(Work to be completed)
The entries below are to be written out again without alteration.

(Information given)
========================================

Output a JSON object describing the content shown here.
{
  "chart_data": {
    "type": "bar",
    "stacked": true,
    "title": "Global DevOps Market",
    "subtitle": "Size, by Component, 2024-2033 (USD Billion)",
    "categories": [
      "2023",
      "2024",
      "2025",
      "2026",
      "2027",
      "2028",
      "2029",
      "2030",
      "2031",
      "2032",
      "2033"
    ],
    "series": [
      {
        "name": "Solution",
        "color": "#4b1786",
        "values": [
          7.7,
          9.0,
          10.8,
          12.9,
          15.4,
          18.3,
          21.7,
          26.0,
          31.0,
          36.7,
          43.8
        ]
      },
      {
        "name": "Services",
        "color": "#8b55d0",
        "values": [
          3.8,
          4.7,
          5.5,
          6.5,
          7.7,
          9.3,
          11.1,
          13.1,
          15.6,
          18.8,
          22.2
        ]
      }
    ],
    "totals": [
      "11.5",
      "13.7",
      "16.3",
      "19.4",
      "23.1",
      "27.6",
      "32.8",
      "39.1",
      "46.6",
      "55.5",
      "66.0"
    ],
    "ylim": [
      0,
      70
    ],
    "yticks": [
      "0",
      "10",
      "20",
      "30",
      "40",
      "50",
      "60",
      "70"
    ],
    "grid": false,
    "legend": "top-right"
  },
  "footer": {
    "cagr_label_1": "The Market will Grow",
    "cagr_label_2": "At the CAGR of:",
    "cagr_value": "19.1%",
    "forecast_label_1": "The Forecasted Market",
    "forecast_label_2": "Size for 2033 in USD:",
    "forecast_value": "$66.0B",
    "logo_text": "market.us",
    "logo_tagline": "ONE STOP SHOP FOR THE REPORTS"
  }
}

========================================

(Task solution)
Output a JSON object describing the content shown here.
{
  "chart_data": {
    "type": "bar",
    "stacked": true,
    "title": "Global DevOps Market",
    "subtitle": "Size, by Component, 2024-2033 (USD Billion)",
    "categories": [
      "2023",
      "2024",
      "2025",
      "2026",
      "2027",
      "2028",
      "2029",
      "2030",
      "2031",
      "2032",
      "2033"
    ],
    "series": [
      {
        "name": "Solution",
        "color": "#4b1786",
        "values": [
          7.7,
          9.0,
          10.8,
          12.9,
          15.4,
          18.3,
          21.7,
          26.0,
          31.0,
          36.7,
          43.8
        ]
      },
      {
        "name": "Services",
        "color": "#8b55d0",
        "values": [
          3.8,
          4.7,
          5.5,
          6.5,
          7.7,
          9.3,
          11.1,
          13.1,
          15.6,
          18.8,
          22.2
        ]
      }
    ],
    "totals": [
      "11.5",
      "13.7",
      "16.3",
      "19.4",
      "23.1",
      "27.6",
      "32.8",
      "39.1",
      "46.6",
      "55.5",
      "66.0"
    ],
    "ylim": [
      0,
      70
    ],
    "yticks": [
      "0",
      "10",
      "20",
      "30",
      "40",
      "50",
      "60",
      "70"
    ],
    "grid": false,
    "legend": "top-right"
  },
  "footer": {
    "cagr_label_1": "The Market will Grow",
    "cagr_label_2": "At the CAGR of:",
    "cagr_value": "19.1%",
    "forecast_label_1": "The Forecasted Market",
    "forecast_label_2": "Size for 2033 in USD:",
    "forecast_value": "$66.0B",
    "logo_text": "market.us",
    "logo_tagline": "ONE STOP SHOP FOR THE REPORTS"
  }
}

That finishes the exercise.